GOAL: From the records below, copy every line that contains the word "kind".

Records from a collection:
======
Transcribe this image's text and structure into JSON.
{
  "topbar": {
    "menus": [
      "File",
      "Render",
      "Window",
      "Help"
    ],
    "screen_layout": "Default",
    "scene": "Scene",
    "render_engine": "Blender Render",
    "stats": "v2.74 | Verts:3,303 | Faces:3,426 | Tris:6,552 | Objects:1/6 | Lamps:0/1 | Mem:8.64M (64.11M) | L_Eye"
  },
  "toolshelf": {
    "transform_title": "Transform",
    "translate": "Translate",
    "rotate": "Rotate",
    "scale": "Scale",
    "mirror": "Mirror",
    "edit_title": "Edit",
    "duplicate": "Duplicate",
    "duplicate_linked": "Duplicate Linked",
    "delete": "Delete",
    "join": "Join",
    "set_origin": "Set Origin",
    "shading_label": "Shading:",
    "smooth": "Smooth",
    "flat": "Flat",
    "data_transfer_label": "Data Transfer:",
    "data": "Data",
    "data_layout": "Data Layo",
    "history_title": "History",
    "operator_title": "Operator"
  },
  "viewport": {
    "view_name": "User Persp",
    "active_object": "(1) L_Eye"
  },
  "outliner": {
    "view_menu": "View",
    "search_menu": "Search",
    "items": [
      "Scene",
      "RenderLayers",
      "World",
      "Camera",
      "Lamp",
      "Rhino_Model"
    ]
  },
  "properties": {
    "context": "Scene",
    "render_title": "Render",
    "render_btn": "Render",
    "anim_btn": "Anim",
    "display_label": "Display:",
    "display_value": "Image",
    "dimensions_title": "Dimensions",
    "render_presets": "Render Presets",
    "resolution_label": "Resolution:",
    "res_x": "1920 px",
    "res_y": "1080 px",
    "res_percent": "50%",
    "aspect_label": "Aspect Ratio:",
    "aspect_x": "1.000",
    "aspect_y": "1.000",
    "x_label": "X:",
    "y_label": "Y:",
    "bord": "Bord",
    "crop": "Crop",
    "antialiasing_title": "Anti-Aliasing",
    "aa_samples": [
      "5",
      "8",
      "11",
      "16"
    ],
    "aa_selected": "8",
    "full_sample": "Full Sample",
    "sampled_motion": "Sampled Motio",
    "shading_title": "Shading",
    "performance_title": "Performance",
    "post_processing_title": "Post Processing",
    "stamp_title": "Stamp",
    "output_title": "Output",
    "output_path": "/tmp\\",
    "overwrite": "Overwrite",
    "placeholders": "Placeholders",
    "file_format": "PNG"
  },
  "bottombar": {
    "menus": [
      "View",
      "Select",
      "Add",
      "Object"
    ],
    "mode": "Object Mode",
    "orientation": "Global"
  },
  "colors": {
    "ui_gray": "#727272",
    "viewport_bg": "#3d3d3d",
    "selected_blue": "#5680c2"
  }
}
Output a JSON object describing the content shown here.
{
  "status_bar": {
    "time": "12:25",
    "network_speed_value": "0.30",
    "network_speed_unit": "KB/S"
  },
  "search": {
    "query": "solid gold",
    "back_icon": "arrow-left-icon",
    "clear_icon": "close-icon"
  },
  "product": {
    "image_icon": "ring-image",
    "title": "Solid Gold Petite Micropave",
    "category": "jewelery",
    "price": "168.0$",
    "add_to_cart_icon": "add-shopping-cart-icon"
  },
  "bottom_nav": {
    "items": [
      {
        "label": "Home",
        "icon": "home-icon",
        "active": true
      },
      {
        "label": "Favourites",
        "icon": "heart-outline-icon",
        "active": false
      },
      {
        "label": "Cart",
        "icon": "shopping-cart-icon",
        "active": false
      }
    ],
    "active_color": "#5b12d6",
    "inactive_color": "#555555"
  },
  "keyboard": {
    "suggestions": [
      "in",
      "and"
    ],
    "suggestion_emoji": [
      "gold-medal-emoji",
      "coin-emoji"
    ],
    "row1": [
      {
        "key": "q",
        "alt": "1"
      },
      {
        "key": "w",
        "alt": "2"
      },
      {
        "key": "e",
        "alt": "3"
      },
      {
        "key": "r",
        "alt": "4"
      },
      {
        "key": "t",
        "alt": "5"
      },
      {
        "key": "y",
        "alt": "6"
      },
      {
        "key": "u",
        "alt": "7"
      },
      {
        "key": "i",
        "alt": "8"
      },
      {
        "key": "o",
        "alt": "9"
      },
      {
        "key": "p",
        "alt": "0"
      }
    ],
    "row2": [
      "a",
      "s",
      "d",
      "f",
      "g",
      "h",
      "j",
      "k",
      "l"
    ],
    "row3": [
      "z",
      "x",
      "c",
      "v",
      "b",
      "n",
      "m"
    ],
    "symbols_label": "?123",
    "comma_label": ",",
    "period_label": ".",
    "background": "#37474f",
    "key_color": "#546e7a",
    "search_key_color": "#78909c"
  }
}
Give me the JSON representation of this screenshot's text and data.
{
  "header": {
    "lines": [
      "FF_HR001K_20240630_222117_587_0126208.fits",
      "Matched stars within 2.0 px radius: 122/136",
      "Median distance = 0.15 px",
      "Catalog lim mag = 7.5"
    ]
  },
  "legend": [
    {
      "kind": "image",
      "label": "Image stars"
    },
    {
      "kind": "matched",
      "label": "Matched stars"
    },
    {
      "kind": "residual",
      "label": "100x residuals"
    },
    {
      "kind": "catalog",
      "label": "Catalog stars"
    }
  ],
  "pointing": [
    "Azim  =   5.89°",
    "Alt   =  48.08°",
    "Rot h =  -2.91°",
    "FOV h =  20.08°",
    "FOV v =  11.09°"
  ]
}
======
WORKED SOLUTION:
      "kind": "image",
      "kind": "matched",
      "kind": "residual",
      "kind": "catalog",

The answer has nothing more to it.